Records from a dataset:
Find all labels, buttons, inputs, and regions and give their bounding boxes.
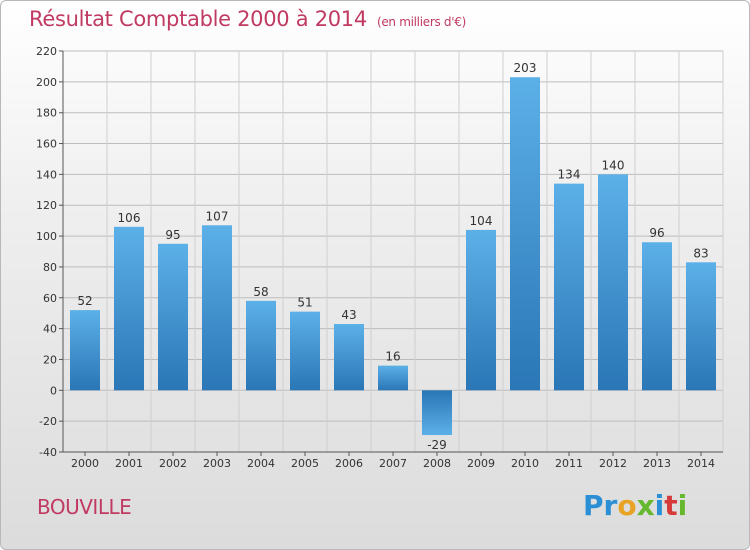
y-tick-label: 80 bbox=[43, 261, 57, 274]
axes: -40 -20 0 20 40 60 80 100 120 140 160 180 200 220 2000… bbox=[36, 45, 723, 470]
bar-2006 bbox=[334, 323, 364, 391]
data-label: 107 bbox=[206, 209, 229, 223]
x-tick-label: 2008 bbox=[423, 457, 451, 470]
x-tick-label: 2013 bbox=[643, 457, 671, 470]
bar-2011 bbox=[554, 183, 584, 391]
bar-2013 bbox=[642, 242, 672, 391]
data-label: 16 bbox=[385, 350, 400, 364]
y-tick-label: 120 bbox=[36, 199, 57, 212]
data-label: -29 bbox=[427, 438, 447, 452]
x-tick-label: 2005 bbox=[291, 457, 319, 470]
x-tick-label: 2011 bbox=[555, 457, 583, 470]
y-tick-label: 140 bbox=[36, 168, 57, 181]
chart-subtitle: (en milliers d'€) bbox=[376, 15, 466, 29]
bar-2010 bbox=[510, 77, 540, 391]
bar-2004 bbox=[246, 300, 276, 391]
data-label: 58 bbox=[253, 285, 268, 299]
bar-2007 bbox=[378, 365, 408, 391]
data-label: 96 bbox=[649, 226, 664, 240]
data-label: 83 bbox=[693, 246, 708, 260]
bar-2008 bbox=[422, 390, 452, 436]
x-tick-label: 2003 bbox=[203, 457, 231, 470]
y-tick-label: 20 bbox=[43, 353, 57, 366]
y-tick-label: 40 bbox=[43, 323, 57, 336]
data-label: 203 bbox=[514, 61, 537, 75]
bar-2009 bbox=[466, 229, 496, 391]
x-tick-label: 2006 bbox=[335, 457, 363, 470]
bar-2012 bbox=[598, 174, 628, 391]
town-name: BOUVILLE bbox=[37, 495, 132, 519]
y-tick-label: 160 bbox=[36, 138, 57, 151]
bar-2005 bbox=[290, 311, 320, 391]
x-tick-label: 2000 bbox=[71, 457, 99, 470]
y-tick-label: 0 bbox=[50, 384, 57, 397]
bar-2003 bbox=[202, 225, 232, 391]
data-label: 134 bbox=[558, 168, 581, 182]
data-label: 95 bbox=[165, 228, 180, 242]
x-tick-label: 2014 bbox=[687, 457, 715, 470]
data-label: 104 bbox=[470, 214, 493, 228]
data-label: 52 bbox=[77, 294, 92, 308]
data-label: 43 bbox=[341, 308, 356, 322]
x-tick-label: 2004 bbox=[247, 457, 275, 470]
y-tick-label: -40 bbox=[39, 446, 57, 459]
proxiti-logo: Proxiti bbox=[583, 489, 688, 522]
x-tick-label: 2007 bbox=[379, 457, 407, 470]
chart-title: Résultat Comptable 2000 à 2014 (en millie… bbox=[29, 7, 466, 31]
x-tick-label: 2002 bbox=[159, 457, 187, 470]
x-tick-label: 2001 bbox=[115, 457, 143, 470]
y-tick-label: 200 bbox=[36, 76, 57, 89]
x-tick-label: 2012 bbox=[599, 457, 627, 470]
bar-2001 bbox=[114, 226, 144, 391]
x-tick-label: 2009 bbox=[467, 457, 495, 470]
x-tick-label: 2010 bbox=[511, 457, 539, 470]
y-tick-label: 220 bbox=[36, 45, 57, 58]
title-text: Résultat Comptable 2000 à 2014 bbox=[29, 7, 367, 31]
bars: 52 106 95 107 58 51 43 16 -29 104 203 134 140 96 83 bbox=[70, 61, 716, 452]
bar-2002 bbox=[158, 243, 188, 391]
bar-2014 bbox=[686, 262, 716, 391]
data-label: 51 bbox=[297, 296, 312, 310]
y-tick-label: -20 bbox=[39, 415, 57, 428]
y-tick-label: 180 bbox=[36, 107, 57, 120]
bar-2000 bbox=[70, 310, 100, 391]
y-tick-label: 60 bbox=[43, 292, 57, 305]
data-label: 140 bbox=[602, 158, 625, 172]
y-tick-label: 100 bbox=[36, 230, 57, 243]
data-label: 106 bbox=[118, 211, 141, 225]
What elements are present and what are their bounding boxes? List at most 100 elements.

Problem to solve: Count the lines in the records above that contain the word "their". Reply with the number alone.

Answer: 2